* TASK BRIEF *
Starting at the first line and ending with the line that contains "map-title: Temperature at", substitute "FORECAST RUN" for "MODEL RUN". Write those lines out again with everything else left as it is.

[Entries taken from a collection]
↓↓↓

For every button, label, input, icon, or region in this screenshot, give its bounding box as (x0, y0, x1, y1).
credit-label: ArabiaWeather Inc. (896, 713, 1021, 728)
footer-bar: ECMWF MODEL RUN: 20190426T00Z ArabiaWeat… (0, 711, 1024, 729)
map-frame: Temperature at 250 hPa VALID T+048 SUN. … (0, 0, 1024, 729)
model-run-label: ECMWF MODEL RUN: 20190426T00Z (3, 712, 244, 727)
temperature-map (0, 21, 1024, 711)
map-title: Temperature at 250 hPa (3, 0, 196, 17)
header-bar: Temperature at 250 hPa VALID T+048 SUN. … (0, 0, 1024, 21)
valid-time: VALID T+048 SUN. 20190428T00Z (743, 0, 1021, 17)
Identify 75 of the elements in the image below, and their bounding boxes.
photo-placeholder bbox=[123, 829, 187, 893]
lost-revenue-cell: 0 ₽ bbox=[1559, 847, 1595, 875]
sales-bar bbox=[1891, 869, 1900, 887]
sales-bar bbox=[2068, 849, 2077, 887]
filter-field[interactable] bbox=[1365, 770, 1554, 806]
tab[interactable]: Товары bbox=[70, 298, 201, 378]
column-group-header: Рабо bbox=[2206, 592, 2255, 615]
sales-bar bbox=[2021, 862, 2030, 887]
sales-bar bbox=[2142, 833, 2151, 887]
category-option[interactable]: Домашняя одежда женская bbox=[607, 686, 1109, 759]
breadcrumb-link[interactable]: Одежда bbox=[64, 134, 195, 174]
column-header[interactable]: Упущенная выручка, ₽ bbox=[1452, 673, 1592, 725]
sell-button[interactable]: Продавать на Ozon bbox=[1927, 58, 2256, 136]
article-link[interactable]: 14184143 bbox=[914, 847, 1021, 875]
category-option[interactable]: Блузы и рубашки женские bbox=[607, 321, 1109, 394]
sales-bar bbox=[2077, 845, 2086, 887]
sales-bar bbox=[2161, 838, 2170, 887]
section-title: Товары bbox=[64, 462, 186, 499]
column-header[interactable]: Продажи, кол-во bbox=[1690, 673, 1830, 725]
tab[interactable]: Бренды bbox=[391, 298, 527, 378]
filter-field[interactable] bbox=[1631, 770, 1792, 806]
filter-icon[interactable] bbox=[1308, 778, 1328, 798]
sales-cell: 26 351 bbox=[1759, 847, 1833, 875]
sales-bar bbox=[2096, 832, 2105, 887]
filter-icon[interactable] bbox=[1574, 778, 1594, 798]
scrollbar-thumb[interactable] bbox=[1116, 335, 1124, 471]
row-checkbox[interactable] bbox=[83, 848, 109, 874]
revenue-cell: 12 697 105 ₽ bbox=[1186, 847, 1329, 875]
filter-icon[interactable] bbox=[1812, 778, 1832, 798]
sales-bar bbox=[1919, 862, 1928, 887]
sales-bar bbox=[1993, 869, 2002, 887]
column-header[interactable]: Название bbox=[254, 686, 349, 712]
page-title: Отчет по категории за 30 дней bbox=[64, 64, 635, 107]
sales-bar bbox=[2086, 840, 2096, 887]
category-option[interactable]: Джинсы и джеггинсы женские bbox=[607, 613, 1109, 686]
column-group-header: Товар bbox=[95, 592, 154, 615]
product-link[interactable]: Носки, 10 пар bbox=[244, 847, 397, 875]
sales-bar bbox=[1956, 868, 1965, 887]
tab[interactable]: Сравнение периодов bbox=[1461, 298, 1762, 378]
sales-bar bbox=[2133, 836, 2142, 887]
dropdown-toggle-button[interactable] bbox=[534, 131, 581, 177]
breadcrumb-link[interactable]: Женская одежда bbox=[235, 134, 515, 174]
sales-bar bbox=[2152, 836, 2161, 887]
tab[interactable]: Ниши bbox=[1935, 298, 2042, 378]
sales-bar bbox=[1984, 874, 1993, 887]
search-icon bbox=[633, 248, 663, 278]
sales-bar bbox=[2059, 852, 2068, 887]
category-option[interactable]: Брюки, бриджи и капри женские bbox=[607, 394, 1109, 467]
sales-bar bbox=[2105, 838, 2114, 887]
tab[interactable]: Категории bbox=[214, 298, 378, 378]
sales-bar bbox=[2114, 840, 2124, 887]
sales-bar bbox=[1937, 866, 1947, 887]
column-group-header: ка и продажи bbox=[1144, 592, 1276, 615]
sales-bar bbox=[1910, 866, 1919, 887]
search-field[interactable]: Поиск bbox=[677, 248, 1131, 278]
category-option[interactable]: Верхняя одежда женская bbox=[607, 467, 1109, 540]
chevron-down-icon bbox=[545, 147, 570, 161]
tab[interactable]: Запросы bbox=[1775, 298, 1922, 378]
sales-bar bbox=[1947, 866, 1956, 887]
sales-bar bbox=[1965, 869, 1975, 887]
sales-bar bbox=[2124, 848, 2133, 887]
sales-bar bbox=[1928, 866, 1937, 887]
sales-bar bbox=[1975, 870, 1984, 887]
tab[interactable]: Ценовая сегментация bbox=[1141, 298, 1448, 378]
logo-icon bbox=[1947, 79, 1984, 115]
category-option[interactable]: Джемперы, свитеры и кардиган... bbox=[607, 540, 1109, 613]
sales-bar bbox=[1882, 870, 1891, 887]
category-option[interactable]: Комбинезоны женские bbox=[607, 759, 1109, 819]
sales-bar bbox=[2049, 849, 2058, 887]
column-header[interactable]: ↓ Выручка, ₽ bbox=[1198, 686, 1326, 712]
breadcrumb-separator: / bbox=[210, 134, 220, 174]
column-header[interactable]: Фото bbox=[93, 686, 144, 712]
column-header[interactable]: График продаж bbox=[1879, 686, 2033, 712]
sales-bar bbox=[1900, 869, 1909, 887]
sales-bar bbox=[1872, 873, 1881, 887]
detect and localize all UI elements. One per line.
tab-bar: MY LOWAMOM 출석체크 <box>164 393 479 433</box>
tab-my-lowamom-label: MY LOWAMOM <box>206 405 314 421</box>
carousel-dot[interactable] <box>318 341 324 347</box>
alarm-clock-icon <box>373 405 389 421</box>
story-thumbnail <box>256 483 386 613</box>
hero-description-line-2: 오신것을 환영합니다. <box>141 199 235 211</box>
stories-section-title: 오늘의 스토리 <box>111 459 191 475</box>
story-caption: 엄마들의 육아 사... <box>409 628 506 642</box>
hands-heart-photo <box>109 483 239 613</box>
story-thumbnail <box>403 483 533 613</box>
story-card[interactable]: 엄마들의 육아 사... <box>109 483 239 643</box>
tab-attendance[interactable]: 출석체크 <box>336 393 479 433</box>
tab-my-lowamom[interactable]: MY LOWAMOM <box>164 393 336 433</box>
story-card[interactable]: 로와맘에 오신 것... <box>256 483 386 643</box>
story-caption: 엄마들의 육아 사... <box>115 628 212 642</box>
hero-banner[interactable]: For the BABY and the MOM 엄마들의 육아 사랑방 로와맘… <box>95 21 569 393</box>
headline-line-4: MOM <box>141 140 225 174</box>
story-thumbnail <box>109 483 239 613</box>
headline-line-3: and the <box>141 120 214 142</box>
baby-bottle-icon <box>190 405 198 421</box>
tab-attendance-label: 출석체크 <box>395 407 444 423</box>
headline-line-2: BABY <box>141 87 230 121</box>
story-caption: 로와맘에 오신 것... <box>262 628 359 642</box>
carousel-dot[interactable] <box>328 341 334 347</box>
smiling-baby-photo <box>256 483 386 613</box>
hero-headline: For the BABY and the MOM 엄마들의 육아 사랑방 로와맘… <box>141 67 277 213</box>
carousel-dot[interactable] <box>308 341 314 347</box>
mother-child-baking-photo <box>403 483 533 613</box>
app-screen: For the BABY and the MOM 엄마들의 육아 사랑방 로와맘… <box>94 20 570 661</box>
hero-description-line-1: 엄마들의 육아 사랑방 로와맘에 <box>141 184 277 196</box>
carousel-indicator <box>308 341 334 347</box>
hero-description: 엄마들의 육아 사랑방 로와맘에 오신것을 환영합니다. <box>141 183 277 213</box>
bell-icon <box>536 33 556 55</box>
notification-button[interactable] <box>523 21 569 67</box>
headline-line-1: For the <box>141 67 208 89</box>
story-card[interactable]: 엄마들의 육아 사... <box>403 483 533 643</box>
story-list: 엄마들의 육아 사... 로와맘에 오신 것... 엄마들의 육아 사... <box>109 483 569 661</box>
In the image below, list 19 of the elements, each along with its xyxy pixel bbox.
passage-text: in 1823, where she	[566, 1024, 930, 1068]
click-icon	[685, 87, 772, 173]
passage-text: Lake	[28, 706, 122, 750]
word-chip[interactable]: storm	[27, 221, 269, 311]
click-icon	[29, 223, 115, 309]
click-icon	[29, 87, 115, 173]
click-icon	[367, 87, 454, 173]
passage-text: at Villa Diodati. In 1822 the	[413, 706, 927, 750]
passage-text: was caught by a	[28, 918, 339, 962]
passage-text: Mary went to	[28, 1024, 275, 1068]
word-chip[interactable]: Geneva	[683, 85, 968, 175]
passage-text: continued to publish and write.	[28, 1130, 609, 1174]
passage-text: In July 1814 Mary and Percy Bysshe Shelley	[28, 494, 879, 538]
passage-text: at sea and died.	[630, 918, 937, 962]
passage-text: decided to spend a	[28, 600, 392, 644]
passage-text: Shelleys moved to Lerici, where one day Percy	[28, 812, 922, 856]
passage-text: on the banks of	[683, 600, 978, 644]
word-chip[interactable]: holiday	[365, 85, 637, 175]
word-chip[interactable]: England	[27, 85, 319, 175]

↑↑↑

* WRITTEN ANSWER *
For every button, label, input, icon, or region in this screenshot, give its bounding box as (x0, y0, x1, y1).
credit-label: ArabiaWeather Inc. (896, 713, 1021, 728)
footer-bar: ECMWF FORECAST RUN: 20190426T00Z ArabiaWeat… (0, 711, 1024, 729)
map-frame: Temperature at 250 hPa VALID T+048 SUN. … (0, 0, 1024, 729)
model-run-label: ECMWF FORECAST RUN: 20190426T00Z (3, 712, 244, 727)
temperature-map (0, 21, 1024, 711)
map-title: Temperature at 250 hPa (3, 0, 196, 17)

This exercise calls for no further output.